• _Task brief_: Every line below that contains "วยให" is to be copied.

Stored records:
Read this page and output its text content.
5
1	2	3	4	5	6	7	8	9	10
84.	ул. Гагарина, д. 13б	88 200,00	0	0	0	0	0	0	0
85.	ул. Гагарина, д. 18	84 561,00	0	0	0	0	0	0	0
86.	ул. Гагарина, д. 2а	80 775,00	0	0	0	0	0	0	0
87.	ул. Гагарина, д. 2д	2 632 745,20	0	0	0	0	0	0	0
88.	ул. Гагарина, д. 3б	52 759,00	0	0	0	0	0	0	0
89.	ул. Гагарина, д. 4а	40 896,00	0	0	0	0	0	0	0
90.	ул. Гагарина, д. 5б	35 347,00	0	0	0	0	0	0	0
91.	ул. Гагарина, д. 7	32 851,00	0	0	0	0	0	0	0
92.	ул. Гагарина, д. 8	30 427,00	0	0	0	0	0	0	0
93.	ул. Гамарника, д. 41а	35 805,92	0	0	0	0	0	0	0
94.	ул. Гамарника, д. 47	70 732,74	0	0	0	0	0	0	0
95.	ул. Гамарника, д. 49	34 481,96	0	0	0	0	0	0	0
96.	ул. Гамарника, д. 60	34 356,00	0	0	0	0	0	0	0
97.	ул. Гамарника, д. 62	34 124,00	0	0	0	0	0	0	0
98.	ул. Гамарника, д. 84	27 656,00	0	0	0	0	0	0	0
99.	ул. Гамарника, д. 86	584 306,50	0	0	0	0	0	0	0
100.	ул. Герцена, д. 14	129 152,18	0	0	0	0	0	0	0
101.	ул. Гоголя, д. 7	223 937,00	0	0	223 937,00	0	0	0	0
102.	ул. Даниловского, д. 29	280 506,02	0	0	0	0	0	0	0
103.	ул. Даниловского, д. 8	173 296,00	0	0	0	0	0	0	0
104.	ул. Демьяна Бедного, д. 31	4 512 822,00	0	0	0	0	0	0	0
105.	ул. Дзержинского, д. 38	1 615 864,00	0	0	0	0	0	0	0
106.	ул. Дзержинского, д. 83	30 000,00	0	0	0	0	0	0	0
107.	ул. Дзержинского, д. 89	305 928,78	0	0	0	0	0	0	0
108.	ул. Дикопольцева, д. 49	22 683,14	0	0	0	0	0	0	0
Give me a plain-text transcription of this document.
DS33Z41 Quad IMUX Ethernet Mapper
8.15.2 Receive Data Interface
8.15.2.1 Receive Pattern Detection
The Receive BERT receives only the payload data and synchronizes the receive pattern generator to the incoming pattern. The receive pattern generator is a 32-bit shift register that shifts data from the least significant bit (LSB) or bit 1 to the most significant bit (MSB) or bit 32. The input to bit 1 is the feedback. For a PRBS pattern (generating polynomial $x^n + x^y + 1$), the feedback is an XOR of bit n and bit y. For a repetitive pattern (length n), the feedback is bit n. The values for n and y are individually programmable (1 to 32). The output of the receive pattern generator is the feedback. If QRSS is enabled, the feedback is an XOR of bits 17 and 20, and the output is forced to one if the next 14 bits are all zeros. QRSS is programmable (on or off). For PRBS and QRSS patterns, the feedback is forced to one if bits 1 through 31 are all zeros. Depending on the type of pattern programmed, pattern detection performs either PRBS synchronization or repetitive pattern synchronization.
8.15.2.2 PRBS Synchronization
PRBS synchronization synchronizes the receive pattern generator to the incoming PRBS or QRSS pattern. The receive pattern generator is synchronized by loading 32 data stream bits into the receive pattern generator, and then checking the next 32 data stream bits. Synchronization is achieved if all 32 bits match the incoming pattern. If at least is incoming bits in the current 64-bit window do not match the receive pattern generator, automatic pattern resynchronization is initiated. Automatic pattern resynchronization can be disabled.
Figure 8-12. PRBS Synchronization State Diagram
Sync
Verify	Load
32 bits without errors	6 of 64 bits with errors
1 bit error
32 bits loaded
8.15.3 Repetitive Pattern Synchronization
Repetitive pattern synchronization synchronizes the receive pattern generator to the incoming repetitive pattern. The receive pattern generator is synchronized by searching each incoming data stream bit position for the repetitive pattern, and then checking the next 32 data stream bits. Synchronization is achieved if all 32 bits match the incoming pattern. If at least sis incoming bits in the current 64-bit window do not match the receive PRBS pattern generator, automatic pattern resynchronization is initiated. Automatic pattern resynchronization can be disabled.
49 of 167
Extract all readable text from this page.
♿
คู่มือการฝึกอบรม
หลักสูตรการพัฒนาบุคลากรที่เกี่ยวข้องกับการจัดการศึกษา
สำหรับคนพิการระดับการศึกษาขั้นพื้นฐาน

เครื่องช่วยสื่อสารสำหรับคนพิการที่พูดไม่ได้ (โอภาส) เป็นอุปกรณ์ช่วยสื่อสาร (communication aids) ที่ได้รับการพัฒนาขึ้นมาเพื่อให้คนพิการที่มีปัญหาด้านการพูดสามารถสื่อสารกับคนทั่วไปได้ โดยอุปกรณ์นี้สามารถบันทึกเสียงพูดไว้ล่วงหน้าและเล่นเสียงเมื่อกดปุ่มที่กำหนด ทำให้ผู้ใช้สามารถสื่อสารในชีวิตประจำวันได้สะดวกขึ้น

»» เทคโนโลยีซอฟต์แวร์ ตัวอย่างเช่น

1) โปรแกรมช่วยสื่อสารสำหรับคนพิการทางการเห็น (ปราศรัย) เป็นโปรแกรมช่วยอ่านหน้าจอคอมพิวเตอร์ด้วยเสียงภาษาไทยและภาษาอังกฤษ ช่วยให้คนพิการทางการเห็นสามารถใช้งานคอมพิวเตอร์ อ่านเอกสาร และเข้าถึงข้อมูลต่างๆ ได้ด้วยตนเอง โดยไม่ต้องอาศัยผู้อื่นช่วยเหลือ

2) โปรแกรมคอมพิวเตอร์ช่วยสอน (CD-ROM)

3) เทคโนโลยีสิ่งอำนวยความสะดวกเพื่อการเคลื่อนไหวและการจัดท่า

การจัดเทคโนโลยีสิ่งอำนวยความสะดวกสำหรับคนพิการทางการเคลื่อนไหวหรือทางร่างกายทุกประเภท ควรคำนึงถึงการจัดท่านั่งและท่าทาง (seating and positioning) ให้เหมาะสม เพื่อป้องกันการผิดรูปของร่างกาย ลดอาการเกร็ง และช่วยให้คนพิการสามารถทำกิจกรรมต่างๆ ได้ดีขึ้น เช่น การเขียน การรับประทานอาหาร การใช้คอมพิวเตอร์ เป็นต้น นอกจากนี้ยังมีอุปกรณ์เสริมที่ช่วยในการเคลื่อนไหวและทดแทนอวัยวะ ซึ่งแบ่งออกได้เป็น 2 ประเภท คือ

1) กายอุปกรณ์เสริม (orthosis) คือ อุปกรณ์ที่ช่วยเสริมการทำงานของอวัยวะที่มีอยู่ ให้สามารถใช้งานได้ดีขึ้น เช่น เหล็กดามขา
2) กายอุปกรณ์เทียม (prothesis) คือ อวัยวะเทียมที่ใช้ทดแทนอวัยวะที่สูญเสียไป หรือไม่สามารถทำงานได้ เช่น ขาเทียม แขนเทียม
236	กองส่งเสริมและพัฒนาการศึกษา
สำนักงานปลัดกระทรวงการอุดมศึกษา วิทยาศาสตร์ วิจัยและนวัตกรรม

• _Exercise solution_:
1) โปรแกรมช่วยสื่อสารสำหรับคนพิการทางการเห็น (ปราศรัย) เป็นโปรแกรมช่วยอ่านหน้าจอคอมพิวเตอร์ด้วยเสียงภาษาไทยและภาษาอังกฤษ ช่วยให้คนพิการทางการเห็นสามารถใช้งานคอมพิวเตอร์ อ่านเอกสาร และเข้าถึงข้อมูลต่างๆ ได้ด้วยตนเอง โดยไม่ต้องอาศัยผู้อื่นช่วยเหลือ
การจัดเทคโนโลยีสิ่งอำนวยความสะดวกสำหรับคนพิการทางการเคลื่อนไหวหรือทางร่างกายทุกประเภท ควรคำนึงถึงการจัดท่านั่งและท่าทาง (seating and positioning) ให้เหมาะสม เพื่อป้องกันการผิดรูปของร่างกาย ลดอาการเกร็ง และช่วยให้คนพิการสามารถทำกิจกรรมต่างๆ ได้ดีขึ้น เช่น การเขียน การรับประทานอาหาร การใช้คอมพิวเตอร์ เป็นต้น นอกจากนี้ยังมีอุปกรณ์เสริมที่ช่วยในการเคลื่อนไหวและทดแทนอวัยวะ ซึ่งแบ่งออกได้เป็น 2 ประเภท คือ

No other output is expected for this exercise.